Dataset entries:

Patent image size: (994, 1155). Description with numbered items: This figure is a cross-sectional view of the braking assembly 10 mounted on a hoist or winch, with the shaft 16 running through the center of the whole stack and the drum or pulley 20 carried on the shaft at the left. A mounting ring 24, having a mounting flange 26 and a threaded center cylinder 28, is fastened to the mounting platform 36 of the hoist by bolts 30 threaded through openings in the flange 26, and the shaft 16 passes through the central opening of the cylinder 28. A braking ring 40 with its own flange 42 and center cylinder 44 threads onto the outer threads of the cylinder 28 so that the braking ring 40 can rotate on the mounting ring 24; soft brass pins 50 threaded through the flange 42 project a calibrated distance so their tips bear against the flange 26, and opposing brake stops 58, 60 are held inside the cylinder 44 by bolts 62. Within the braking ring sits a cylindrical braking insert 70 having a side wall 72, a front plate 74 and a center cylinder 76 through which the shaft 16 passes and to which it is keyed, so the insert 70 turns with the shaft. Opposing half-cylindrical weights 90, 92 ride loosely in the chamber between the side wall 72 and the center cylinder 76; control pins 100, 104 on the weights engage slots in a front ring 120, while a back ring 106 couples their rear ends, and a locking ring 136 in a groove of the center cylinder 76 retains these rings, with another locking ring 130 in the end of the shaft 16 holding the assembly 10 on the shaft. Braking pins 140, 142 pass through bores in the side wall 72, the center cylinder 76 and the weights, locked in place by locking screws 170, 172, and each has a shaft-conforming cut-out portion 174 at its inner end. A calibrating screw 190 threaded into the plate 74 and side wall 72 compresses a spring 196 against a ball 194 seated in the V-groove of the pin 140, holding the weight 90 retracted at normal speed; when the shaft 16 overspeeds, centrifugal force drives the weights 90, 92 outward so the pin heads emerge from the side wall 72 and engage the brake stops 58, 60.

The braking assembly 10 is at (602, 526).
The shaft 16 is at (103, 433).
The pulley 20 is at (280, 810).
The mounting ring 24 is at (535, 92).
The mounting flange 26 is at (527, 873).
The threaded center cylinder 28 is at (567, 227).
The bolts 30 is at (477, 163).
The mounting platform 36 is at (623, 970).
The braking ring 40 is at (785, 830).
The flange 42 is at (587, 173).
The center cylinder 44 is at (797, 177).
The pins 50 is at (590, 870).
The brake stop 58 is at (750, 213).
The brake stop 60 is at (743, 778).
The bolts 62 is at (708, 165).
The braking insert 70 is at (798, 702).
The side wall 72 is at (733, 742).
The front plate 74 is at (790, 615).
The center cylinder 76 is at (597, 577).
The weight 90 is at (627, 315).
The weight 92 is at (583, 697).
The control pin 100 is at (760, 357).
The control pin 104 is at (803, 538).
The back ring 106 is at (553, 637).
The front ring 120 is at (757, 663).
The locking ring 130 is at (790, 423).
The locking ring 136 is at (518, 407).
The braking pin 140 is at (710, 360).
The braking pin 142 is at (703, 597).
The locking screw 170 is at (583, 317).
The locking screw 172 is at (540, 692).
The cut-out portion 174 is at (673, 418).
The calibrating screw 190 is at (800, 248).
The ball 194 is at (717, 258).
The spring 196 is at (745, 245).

GIVEN PROBLEM:
Rewrite everything from the start of the records down to the line "The shaft 16 is at (103, 433).", replacing "hoist or winch" with "winch or hoist" and leaving all else unchanged.

THE RESULT:
Patent image size: (994, 1155). Description with numbered items: This figure is a cross-sectional view of the braking assembly 10 mounted on a winch or hoist, with the shaft 16 running through the center of the whole stack and the drum or pulley 20 carried on the shaft at the left. A mounting ring 24, having a mounting flange 26 and a threaded center cylinder 28, is fastened to the mounting platform 36 of the hoist by bolts 30 threaded through openings in the flange 26, and the shaft 16 passes through the central opening of the cylinder 28. A braking ring 40 with its own flange 42 and center cylinder 44 threads onto the outer threads of the cylinder 28 so that the braking ring 40 can rotate on the mounting ring 24; soft brass pins 50 threaded through the flange 42 project a calibrated distance so their tips bear against the flange 26, and opposing brake stops 58, 60 are held inside the cylinder 44 by bolts 62. Within the braking ring sits a cylindrical braking insert 70 having a side wall 72, a front plate 74 and a center cylinder 76 through which the shaft 16 passes and to which it is keyed, so the insert 70 turns with the shaft. Opposing half-cylindrical weights 90, 92 ride loosely in the chamber between the side wall 72 and the center cylinder 76; control pins 100, 104 on the weights engage slots in a front ring 120, while a back ring 106 couples their rear ends, and a locking ring 136 in a groove of the center cylinder 76 retains these rings, with another locking ring 130 in the end of the shaft 16 holding the assembly 10 on the shaft. Braking pins 140, 142 pass through bores in the side wall 72, the center cylinder 76 and the weights, locked in place by locking screws 170, 172, and each has a shaft-conforming cut-out portion 174 at its inner end. A calibrating screw 190 threaded into the plate 74 and side wall 72 compresses a spring 196 against a ball 194 seated in the V-groove of the pin 140, holding the weight 90 retracted at normal speed; when the shaft 16 overspeeds, centrifugal force drives the weights 90, 92 outward so the pin heads emerge from the side wall 72 and engage the brake stops 58, 60.

The braking assembly 10 is at (602, 526).
The shaft 16 is at (103, 433).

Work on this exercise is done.